WHAT YOU NEED TO DO:
1. According to the Bond article, in what month and year did the first Bond film, Dr No, premiere?
2. Rewrite the passage of the Bond article from "It was an outlook" up to and including "the Florida coast.", replacing "superpowers" with "great powers".
3. Continue the Bond article from its last sentence.

TEXT:
──────
Born again Bond: In the new film 007 dies then comes miraculously back to life. What a metaphor for a hero who seemed doomed to sink into self-parody

  • Skyfall has been lauded by critics as perhaps the best bond yet
  • Series lost its way through the Sixties and Seventies
  • Daniel Craig is the 'hardened soldier Fleming intended Bond to be'

To countless men like me who are still schoolboys at heart — and to countless women for whom Daniel Craig’s craggy good looks are cinematic catnip — the universally ecstatic reviews of the new James Bond film make almost shamefully pleasurable reading.

After 50 years, in which the movies have often descended to abject self-parody, Bond is a hero who should, by rights, have long ago shuffled off to the retirement home.

Instead, as Mail film critic Christopher Tookey wrote in later editions of Saturday’s paper, the new 007 adventure, Skyfall, is ‘one of the finest of all time’.

Fight: James Bond (Daniel Craig, left) and Patrice (Ola Rapace, right) battle it out in the new 007 film Skyfall

Fight: James Bond (Daniel Craig, left) and Patrice (Ola Rapace, right) battle it out in the new 007 film Skyfall

Intelligent, bursting with thrilling action set-pieces and filled with top-drawer turns by some of Britain’s finest acting talents — Judi Dench, Ralph Fiennes, Albert Finney — in Tookey’s words, this is a film that assures the future of the Bond franchise ‘for years to come’.

The film hits cinemas a week on Friday and its opening sequence is dynamite.

The miniature movie before the credits has become a signature device for the franchise, whether Bond is leaping out of a plane without a parachute or hunting down enemy agents on a ski run. But Skyfall surpasses them all: this time, 007 is killed.

The edge-of-the-seat tension as Daniel Craig’s Bond is resurrected mirrors the extraordinary way that the character has been reinvented over and over, to meet the changing threats of international war-mongering, crime and terror.

Bond was born out of author Ian Fleming’s anger over Hitler’s war against humanity: the massacres by the SS, the indiscriminate bombing of the Luftwaffe.

Fleming, who had been a spymaster during World War II, knew the desperate measures that were necessary in extreme circumstances. Within a few years of armistice, he had invented 007 to act out his ideals: an agent with a licence to do anything and everything necessary to protect the West against evil.

Still strong: The edge-of-the-seat tension as Bond is resurrected mirrors the extraordinary way that the character has been reinvented over and over. Daniel Craig is pictured

Still strong: The edge-of-the-seat tension as Bond is resurrected mirrors the extraordinary way that the character has been reinvented over and over. Daniel Craig is pictured

It was an outlook perfectly suited to the Cold War.

When the first Bond film, Dr No, premiered in October 1962, the world was closer to global conflict than it had been at any time since Hitler’s suicide 17 years earlier.

Poster: The film hits cinemas a week on Friday and its opening sequence is dynamite

Poster: The film hits cinemas a week on Friday and its opening sequence is dynamite

Kennedy and Khrushchev headed the world’s two superpowers, the United States and the USSR, and they were threatening nuclear war over the Russian operation to station atomic warheads on Cuba, off the Florida coast.
──────
DATA:

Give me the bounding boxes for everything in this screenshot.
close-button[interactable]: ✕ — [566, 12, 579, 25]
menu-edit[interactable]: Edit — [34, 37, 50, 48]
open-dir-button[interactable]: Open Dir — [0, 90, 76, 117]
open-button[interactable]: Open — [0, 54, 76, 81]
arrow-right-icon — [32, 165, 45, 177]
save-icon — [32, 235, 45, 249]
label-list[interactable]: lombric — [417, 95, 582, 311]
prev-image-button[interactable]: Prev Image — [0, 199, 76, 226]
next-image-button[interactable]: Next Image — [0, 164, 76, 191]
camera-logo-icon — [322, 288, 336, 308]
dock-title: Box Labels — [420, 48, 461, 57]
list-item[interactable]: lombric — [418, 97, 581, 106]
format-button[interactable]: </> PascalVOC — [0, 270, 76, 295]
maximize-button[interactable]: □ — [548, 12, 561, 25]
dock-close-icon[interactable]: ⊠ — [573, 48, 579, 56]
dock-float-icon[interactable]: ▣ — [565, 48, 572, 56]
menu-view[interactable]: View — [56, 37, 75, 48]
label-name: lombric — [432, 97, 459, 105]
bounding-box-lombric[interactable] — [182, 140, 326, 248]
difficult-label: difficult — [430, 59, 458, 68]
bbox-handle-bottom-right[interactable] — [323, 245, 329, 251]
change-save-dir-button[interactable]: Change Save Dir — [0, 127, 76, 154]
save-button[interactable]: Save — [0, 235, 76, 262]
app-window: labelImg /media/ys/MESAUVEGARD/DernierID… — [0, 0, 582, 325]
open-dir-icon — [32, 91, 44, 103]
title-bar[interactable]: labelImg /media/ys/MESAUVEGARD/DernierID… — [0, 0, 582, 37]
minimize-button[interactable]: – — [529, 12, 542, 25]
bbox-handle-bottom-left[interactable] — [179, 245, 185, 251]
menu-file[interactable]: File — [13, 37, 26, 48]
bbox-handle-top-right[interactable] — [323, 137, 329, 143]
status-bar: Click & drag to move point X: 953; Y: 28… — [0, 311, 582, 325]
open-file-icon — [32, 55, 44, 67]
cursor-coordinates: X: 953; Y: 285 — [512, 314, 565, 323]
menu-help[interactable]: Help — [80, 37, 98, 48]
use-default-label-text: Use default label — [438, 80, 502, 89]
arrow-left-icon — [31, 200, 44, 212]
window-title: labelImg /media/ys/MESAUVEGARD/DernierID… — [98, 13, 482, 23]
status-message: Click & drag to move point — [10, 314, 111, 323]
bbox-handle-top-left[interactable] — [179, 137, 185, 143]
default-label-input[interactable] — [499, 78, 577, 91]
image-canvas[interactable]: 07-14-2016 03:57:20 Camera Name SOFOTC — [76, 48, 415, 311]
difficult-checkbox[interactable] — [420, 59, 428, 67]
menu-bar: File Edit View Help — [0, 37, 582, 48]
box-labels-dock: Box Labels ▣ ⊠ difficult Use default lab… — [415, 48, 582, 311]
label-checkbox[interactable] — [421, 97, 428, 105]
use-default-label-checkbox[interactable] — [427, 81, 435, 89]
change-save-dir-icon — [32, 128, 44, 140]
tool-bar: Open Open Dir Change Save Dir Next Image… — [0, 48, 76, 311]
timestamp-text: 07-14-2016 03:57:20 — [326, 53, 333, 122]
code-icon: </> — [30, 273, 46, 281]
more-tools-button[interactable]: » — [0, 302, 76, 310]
──────
ANSWERS FOR THE EXERCISE:
1. October 1962

2.
It was an outlook perfectly suited to the Cold War.

When the first Bond film, Dr No, premiered in October 1962, the world was closer to global conflict than it had been at any time since Hitler’s suicide 17 years earlier.

Poster: The film hits cinemas a week on Friday and its opening sequence is dynamite

Poster: The film hits cinemas a week on Friday and its opening sequence is dynamite

Kennedy and Khrushchev headed the world’s two great powers, the United States and the USSR, and they were threatening nuclear war over the Russian operation to station atomic warheads on Cuba, off the Florida coast.

3.
The White House and the Kremlin were backed by vast secret services, with spy networks stretching into every corner of the world.

London’s operation, MI6, born of the Special Operations Executive Fleming had helped to set up, was much smaller. Like Britain’s dwindled empire, it was dwarfed by the enemy it opposed.

There was no shortage of villains for Sean Connery’s 007 to fight. These were drawn from Moscow’s inner secret service, SMERSH, whose most dangerous spies — especially the beautiful double agents — were run by Colonel Rosa Klebb, she of the poison-tipped shoes.

Even her name was a dig by Fleming at the muddle-headed activists who, he believed, couldn’t tell the difference between democracy and communism. In Russian, ‘khleb i rozy’ means ‘bread and roses’, a popular socialist slogan and the motto of the working women’s movement.

But as the Cold War subsided, its clearly defined villains did, too. The KGB had been a monolithic emblem of villainy — now it was fragmenting. Where was a common evil to be found?

The Bond films started to lose their way — and so did Bond himself.

The 007 of Fleming’s books and of the early Sean Connery films was imperialist, arrogant and sexist to boot. He was cold and stoic, with a keen sense of duty and service.

But as the peacenik, feminist, socialist Sixties got underway, Bond’s critics tried everything to neuter his appeal. As a result he was reduced to a camp, quipping, foppish irrelevance. Connery’s Bond grew puffy and spoilt and wore ludicrous wigs.

He was replaced by George Lazenby, an Australian model who took on the role for only one film: On Her Majesty’s Secret Service.

Dramatic: Intelligent, bursting with thrilling action set-pieces and filled with top-drawer turns by some of Britain's finest acting talents, this is a film that assures the future of the Bond franchise

Dramatic: Intelligent, bursting with thrilling action set-pieces and filled with top-drawer turns by some of Britain's finest acting talents, this is a film that assures the future of the Bond franchise

Lazenby had been best known for his performance in a chocolate commercial — his acting didn’t improve with practice.

By the time Roger Moore took over the role in the early Seventies, Bond was about as cold and ruthless as a chat-show host.

Even Sir Roger wouldn’t pretend his acting abilities were outstanding. His critics pointed out that of his two eyebrows, only the right one had any talent.

But he possessed charisma, that hypnotic cinematic appeal shared with Connery — you’d watch him do anything, whether that was unzipping Italian agent Miss Caruso’s (played by Madeline Smith) dress with his magnetic watch or punching Jaws (Richard Kiel) in his titanium teeth aboard a space station in orbit.

Timothy Dalton, who followed Moore, certainly could act. He was a Shakespearean and a stage veteran of everything from Wuthering Heights to Noel Coward. But in his two outings as Bond, audiences simply couldn’t believe in the character.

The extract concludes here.